* Start Records for processing *
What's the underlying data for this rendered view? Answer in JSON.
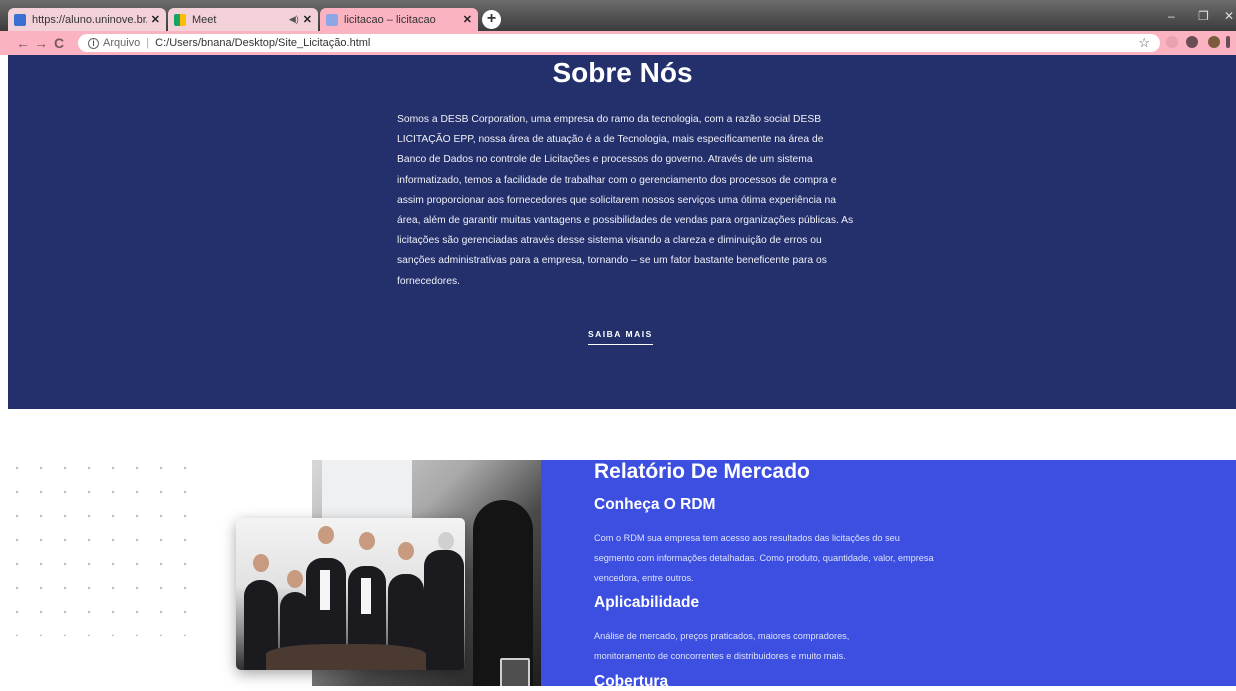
{
  "browser": {
    "tabs": [
      {
        "title": "https://aluno.uninove.br/sala_on",
        "icon": "uninove-favicon"
      },
      {
        "title": "Meet",
        "icon": "meet-favicon"
      },
      {
        "title": "licitacao – licitacao",
        "icon": "page-favicon",
        "active": true
      }
    ],
    "address": {
      "security_label": "Arquivo",
      "url": "C:/Users/bnana/Desktop/Site_Licitação.html"
    },
    "colors": {
      "chrome": "#fbb3c2",
      "tabbar": "#4a4a4a"
    }
  },
  "sobre": {
    "title": "Sobre Nós",
    "paragraph": "Somos a DESB Corporation, uma empresa do ramo da tecnologia, com a razão social DESB LICITAÇÃO EPP, nossa área de atuação é a de Tecnologia, mais especificamente na área de Banco de Dados no controle de Licitações e processos do governo. Através de um sistema informatizado, temos a facilidade de trabalhar com o gerenciamento dos processos de compra e assim proporcionar aos fornecedores que solicitarem nossos serviços uma ótima experiência na área, além de garantir muitas vantagens e possibilidades de vendas para organizações públicas. As licitações são gerenciadas através desse sistema visando a clareza e diminuição de erros ou sanções administrativas para a empresa, tornando – se um fator bastante beneficente para os fornecedores.",
    "button": "SAIBA MAIS",
    "bg_color": "#23306c"
  },
  "mercado": {
    "title": "Relatório De Mercado",
    "sections": [
      {
        "heading": "Conheça O RDM",
        "text": "Com o RDM sua empresa tem acesso aos resultados das licitações do seu segmento com informações detalhadas. Como produto, quantidade, valor, empresa vencedora, entre outros."
      },
      {
        "heading": "Aplicabilidade",
        "text": "Análise de mercado, preços praticados, maiores compradores, monitoramento de concorrentes e distribuidores e muito mais."
      },
      {
        "heading": "Cobertura",
        "text": ""
      }
    ],
    "bg_color": "#3c4fe0"
  }
}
* End Records for processing *
Pictures in the records above are not copied; print everything else exactly.

Reply to the task:
What's the underlying data for this rendered view? Answer in JSON.
{
  "browser": {
    "tabs": [
      {
        "title": "https://aluno.uninove.br/sala_on",
        "icon": "uninove-favicon"
      },
      {
        "title": "Meet",
        "icon": "meet-favicon"
      },
      {
        "title": "licitacao – licitacao",
        "icon": "page-favicon",
        "active": true
      }
    ],
    "address": {
      "security_label": "Arquivo",
      "url": "C:/Users/bnana/Desktop/Site_Licitação.html"
    },
    "colors": {
      "chrome": "#fbb3c2",
      "tabbar": "#4a4a4a"
    }
  },
  "sobre": {
    "title": "Sobre Nós",
    "paragraph": "Somos a DESB Corporation, uma empresa do ramo da tecnologia, com a razão social DESB LICITAÇÃO EPP, nossa área de atuação é a de Tecnologia, mais especificamente na área de Banco de Dados no controle de Licitações e processos do governo. Através de um sistema informatizado, temos a facilidade de trabalhar com o gerenciamento dos processos de compra e assim proporcionar aos fornecedores que solicitarem nossos serviços uma ótima experiência na área, além de garantir muitas vantagens e possibilidades de vendas para organizações públicas. As licitações são gerenciadas através desse sistema visando a clareza e diminuição de erros ou sanções administrativas para a empresa, tornando – se um fator bastante beneficente para os fornecedores.",
    "button": "SAIBA MAIS",
    "bg_color": "#23306c"
  },
  "mercado": {
    "title": "Relatório De Mercado",
    "sections": [
      {
        "heading": "Conheça O RDM",
        "text": "Com o RDM sua empresa tem acesso aos resultados das licitações do seu segmento com informações detalhadas. Como produto, quantidade, valor, empresa vencedora, entre outros."
      },
      {
        "heading": "Aplicabilidade",
        "text": "Análise de mercado, preços praticados, maiores compradores, monitoramento de concorrentes e distribuidores e muito mais."
      },
      {
        "heading": "Cobertura",
        "text": ""
      }
    ],
    "bg_color": "#3c4fe0"
  }
}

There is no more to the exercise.